## What is asked:
Omit every picture, then give all the entries again exactly.

START Working data

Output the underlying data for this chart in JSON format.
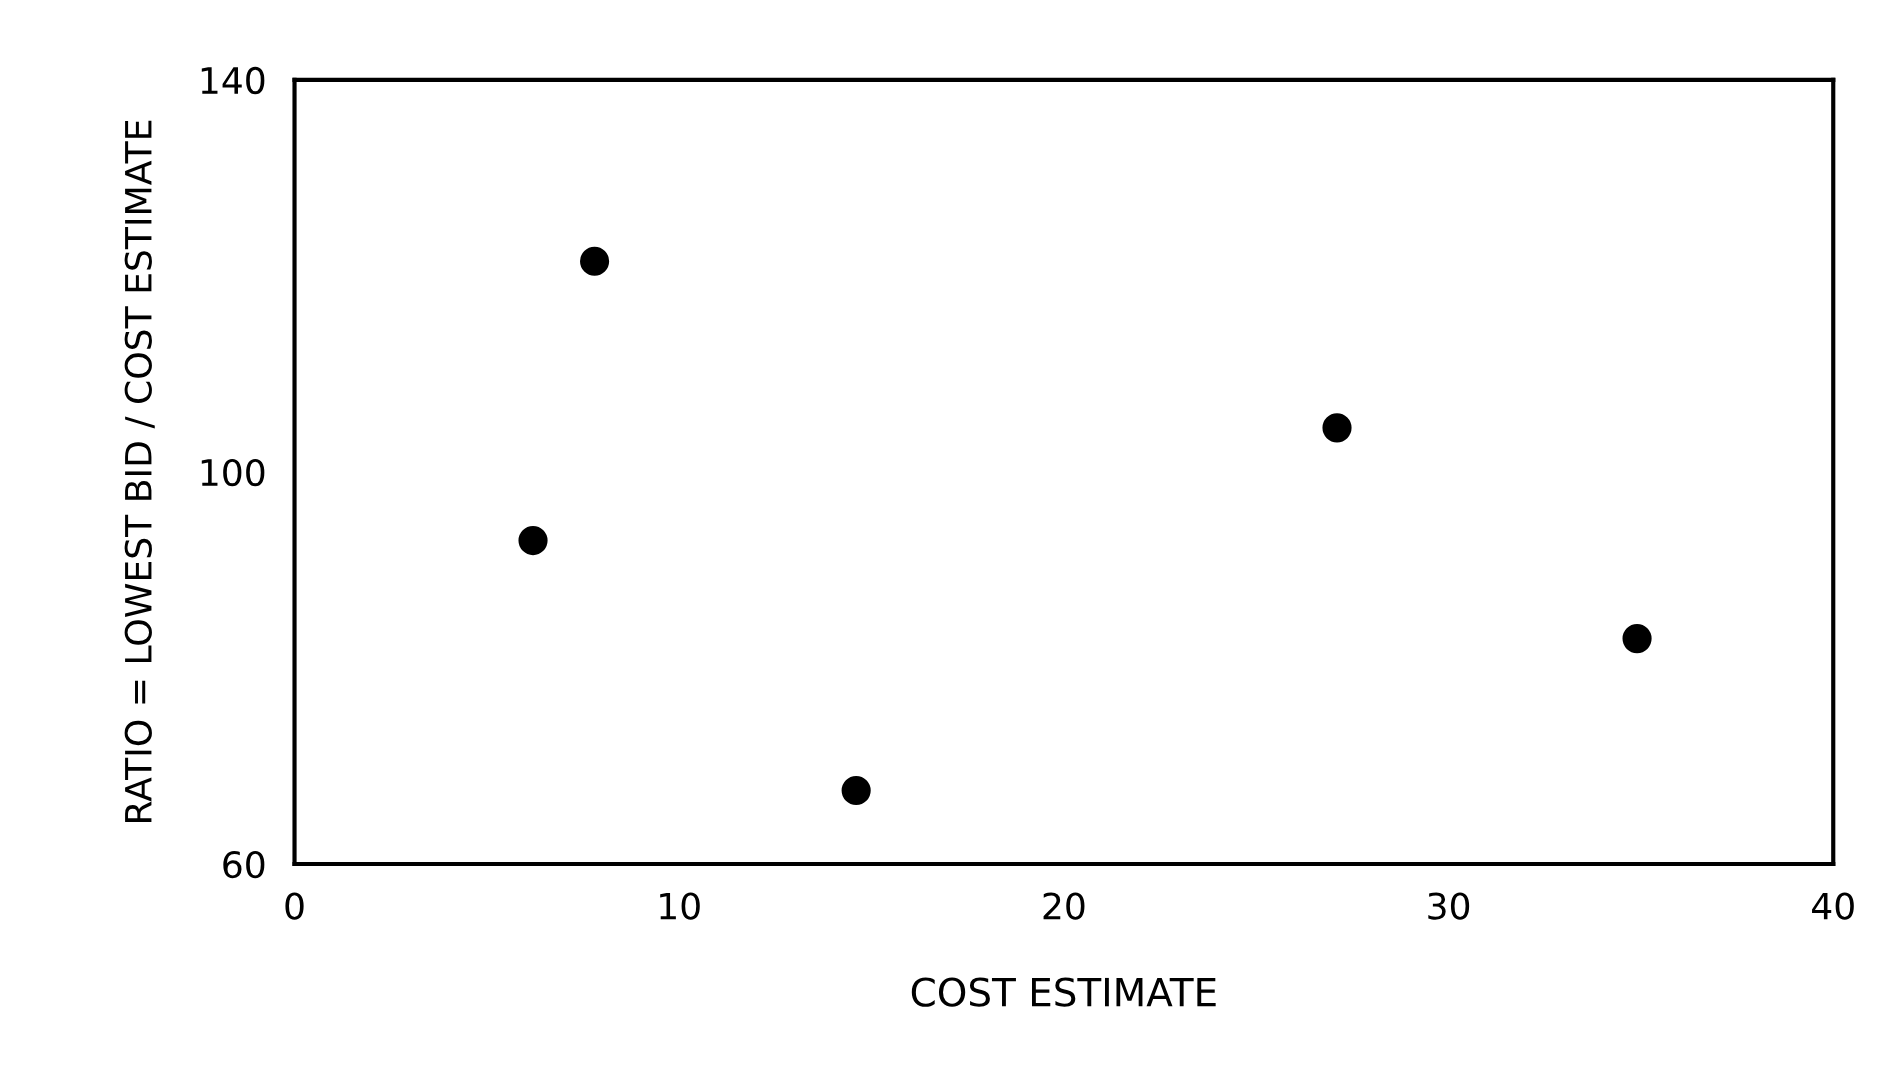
{
  "chart_data": {
    "type": "scatter",
    "xlabel": "COST ESTIMATE",
    "ylabel": "RATIO = LOWEST BID / COST ESTIMATE",
    "x": [
      6.2,
      7.8,
      14.6,
      27.1,
      34.9
    ],
    "values": [
      93,
      121.5,
      67.5,
      104.5,
      83
    ],
    "color": "#000000",
    "marker": "circle",
    "xlim": [
      0,
      40
    ],
    "xticks": [
      0,
      10,
      20,
      30,
      40
    ],
    "ylim": [
      60,
      140
    ],
    "yticks": [
      60,
      100,
      140
    ],
    "grid": false,
    "legend": false
  }
}
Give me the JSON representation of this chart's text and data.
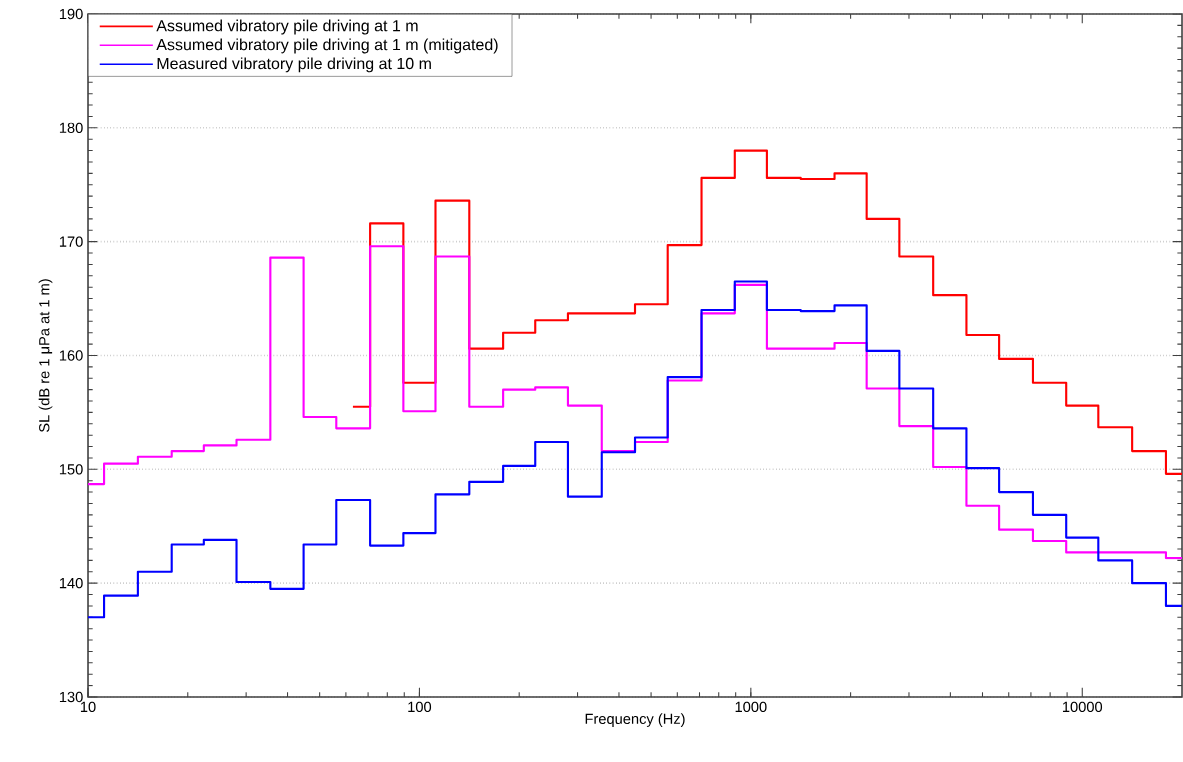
{
  "chart_data": {
    "type": "step",
    "xlabel": "Frequency (Hz)",
    "ylabel": "SL (dB re 1 μPa at 1 m)",
    "x": [
      10,
      12.5,
      16,
      20,
      25,
      31.5,
      40,
      50,
      63,
      80,
      100,
      125,
      160,
      200,
      250,
      315,
      400,
      500,
      630,
      800,
      1000,
      1250,
      1600,
      2000,
      2500,
      3150,
      4000,
      5000,
      6300,
      8000,
      10000,
      12500,
      16000,
      20000
    ],
    "series": [
      {
        "name": "Assumed vibratory pile driving at 1 m",
        "color": "#ff0000",
        "values": [
          null,
          null,
          null,
          null,
          null,
          null,
          null,
          null,
          155.5,
          171.6,
          157.6,
          173.6,
          160.6,
          162.0,
          163.1,
          163.7,
          163.7,
          164.5,
          169.7,
          175.6,
          178.0,
          175.6,
          175.5,
          176.0,
          172.0,
          168.7,
          165.3,
          161.8,
          159.7,
          157.6,
          155.6,
          153.7,
          151.6,
          149.6
        ]
      },
      {
        "name": "Assumed vibratory pile driving at 1 m (mitigated)",
        "color": "#ff00ff",
        "values": [
          148.7,
          150.5,
          151.1,
          151.6,
          152.1,
          152.6,
          168.6,
          154.6,
          153.6,
          169.6,
          155.1,
          168.7,
          155.5,
          157.0,
          157.2,
          155.6,
          151.6,
          152.4,
          157.8,
          163.7,
          166.2,
          160.6,
          160.6,
          161.1,
          157.1,
          153.8,
          150.2,
          146.8,
          144.7,
          143.7,
          142.7,
          142.7,
          142.7,
          142.2
        ]
      },
      {
        "name": "Measured vibratory pile driving at 10 m",
        "color": "#0000ff",
        "values": [
          137.0,
          138.9,
          141.0,
          143.4,
          143.8,
          140.1,
          139.5,
          143.4,
          147.3,
          143.3,
          144.4,
          147.8,
          148.9,
          150.3,
          152.4,
          147.6,
          151.5,
          152.8,
          158.1,
          164.0,
          166.5,
          164.0,
          163.9,
          164.4,
          160.4,
          157.1,
          153.6,
          150.1,
          148.0,
          146.0,
          144.0,
          142.0,
          140.0,
          138.0
        ]
      }
    ],
    "xlim": [
      10,
      20000
    ],
    "ylim": [
      130,
      190
    ],
    "xticks": [
      10,
      100,
      1000,
      10000
    ],
    "yticks": [
      130,
      140,
      150,
      160,
      170,
      180,
      190
    ],
    "log": "x",
    "grid": "y",
    "legend": "top left"
  }
}
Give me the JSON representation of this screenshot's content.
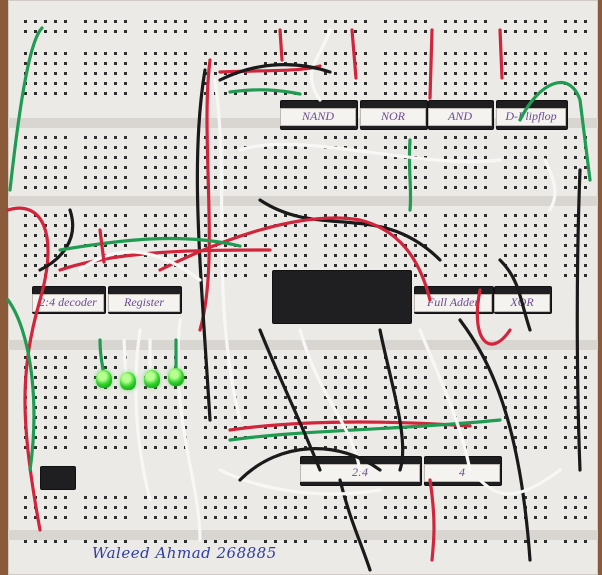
{
  "labels": {
    "nand": "NAND",
    "nor": "NOR",
    "and": "AND",
    "d_flipflop": "D-Flipflop",
    "decoder": "2:4 decoder",
    "register": "Register",
    "full_adder": "Full Adder",
    "xor": "XOR",
    "bottom_left": "2:4",
    "bottom_right": "4"
  },
  "leds": {
    "count": 4,
    "color": "#2dd12a"
  },
  "signature": {
    "text": "Waleed Ahmad 268885"
  },
  "colors": {
    "board": "#eceae6",
    "wire_red": "#d2243a",
    "wire_black": "#1a1a1a",
    "wire_white": "#f7f7f5",
    "wire_green": "#1f9b52",
    "label_ink": "#6b4a8f"
  }
}
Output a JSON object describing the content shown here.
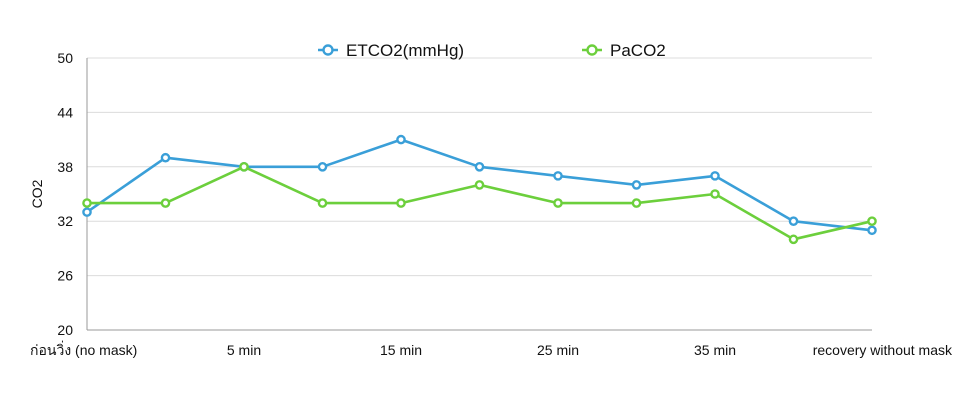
{
  "chart_data": {
    "type": "line",
    "title": "",
    "xlabel": "",
    "ylabel": "CO2",
    "ylim": [
      20,
      50
    ],
    "yticks": [
      "20",
      "26",
      "32",
      "38",
      "44",
      "50"
    ],
    "grid": "horizontal",
    "legend_position": "top-center",
    "categories": [
      "ก่อนวิ่ง (no mask)",
      "",
      "5 min",
      "",
      "15 min",
      "",
      "25 min",
      "",
      "35 min",
      "",
      "recovery without mask"
    ],
    "series": [
      {
        "name": "ETCO2(mmHg)",
        "color": "#3a9fd8",
        "values": [
          33,
          39,
          38,
          38,
          41,
          38,
          37,
          36,
          37,
          32,
          31
        ]
      },
      {
        "name": "PaCO2",
        "color": "#6ccf3c",
        "values": [
          34,
          34,
          38,
          34,
          34,
          36,
          34,
          34,
          35,
          30,
          32
        ]
      }
    ]
  }
}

END Working data

## Output for this task:
Output the underlying data for this chart in JSON format.
{
  "chart_data": {
    "type": "scatter",
    "xlabel": "COST ESTIMATE",
    "ylabel": "RATIO = LOWEST BID / COST ESTIMATE",
    "x": [
      6.2,
      7.8,
      14.6,
      27.1,
      34.9
    ],
    "values": [
      93,
      121.5,
      67.5,
      104.5,
      83
    ],
    "color": "#000000",
    "marker": "circle",
    "xlim": [
      0,
      40
    ],
    "xticks": [
      0,
      10,
      20,
      30,
      40
    ],
    "ylim": [
      60,
      140
    ],
    "yticks": [
      60,
      100,
      140
    ],
    "grid": false,
    "legend": false
  }
}
Give me the JSON representation of this chart's text and data.
{
  "chart_data": {
    "type": "step",
    "xlabel": "Frequency (Hz)",
    "ylabel": "SL (dB re 1 μPa at 1 m)",
    "x": [
      10,
      12.5,
      16,
      20,
      25,
      31.5,
      40,
      50,
      63,
      80,
      100,
      125,
      160,
      200,
      250,
      315,
      400,
      500,
      630,
      800,
      1000,
      1250,
      1600,
      2000,
      2500,
      3150,
      4000,
      5000,
      6300,
      8000,
      10000,
      12500,
      16000,
      20000
    ],
    "series": [
      {
        "name": "Assumed vibratory pile driving at 1 m",
        "color": "#ff0000",
        "values": [
          null,
          null,
          null,
          null,
          null,
          null,
          null,
          null,
          155.5,
          171.6,
          157.6,
          173.6,
          160.6,
          162.0,
          163.1,
          163.7,
          163.7,
          164.5,
          169.7,
          175.6,
          178.0,
          175.6,
          175.5,
          176.0,
          172.0,
          168.7,
          165.3,
          161.8,
          159.7,
          157.6,
          155.6,
          153.7,
          151.6,
          149.6
        ]
      },
      {
        "name": "Assumed vibratory pile driving at 1 m (mitigated)",
        "color": "#ff00ff",
        "values": [
          148.7,
          150.5,
          151.1,
          151.6,
          152.1,
          152.6,
          168.6,
          154.6,
          153.6,
          169.6,
          155.1,
          168.7,
          155.5,
          157.0,
          157.2,
          155.6,
          151.6,
          152.4,
          157.8,
          163.7,
          166.2,
          160.6,
          160.6,
          161.1,
          157.1,
          153.8,
          150.2,
          146.8,
          144.7,
          143.7,
          142.7,
          142.7,
          142.7,
          142.2
        ]
      },
      {
        "name": "Measured vibratory pile driving at 10 m",
        "color": "#0000ff",
        "values": [
          137.0,
          138.9,
          141.0,
          143.4,
          143.8,
          140.1,
          139.5,
          143.4,
          147.3,
          143.3,
          144.4,
          147.8,
          148.9,
          150.3,
          152.4,
          147.6,
          151.5,
          152.8,
          158.1,
          164.0,
          166.5,
          164.0,
          163.9,
          164.4,
          160.4,
          157.1,
          153.6,
          150.1,
          148.0,
          146.0,
          144.0,
          142.0,
          140.0,
          138.0
        ]
      }
    ],
    "xlim": [
      10,
      20000
    ],
    "ylim": [
      130,
      190
    ],
    "xticks": [
      10,
      100,
      1000,
      10000
    ],
    "yticks": [
      130,
      140,
      150,
      160,
      170,
      180,
      190
    ],
    "log": "x",
    "grid": "y",
    "legend": "top left"
  }
}
Give me the JSON representation of this screenshot's content.
{
  "labels": {
    "nand": "NAND",
    "nor": "NOR",
    "and": "AND",
    "d_flipflop": "D-Flipflop",
    "decoder": "2:4 decoder",
    "register": "Register",
    "full_adder": "Full Adder",
    "xor": "XOR",
    "bottom_left": "2:4",
    "bottom_right": "4"
  },
  "leds": {
    "count": 4,
    "color": "#2dd12a"
  },
  "signature": {
    "text": "Waleed Ahmad 268885"
  },
  "colors": {
    "board": "#eceae6",
    "wire_red": "#d2243a",
    "wire_black": "#1a1a1a",
    "wire_white": "#f7f7f5",
    "wire_green": "#1f9b52",
    "label_ink": "#6b4a8f"
  }
}
Output a JSON object describing the content shown here.
{
  "chart_data": {
    "type": "line",
    "title": "",
    "xlabel": "",
    "ylabel": "CO2",
    "ylim": [
      20,
      50
    ],
    "yticks": [
      "20",
      "26",
      "32",
      "38",
      "44",
      "50"
    ],
    "grid": "horizontal",
    "legend_position": "top-center",
    "categories": [
      "ก่อนวิ่ง (no mask)",
      "",
      "5 min",
      "",
      "15 min",
      "",
      "25 min",
      "",
      "35 min",
      "",
      "recovery without mask"
    ],
    "series": [
      {
        "name": "ETCO2(mmHg)",
        "color": "#3a9fd8",
        "values": [
          33,
          39,
          38,
          38,
          41,
          38,
          37,
          36,
          37,
          32,
          31
        ]
      },
      {
        "name": "PaCO2",
        "color": "#6ccf3c",
        "values": [
          34,
          34,
          38,
          34,
          34,
          36,
          34,
          34,
          35,
          30,
          32
        ]
      }
    ]
  }
}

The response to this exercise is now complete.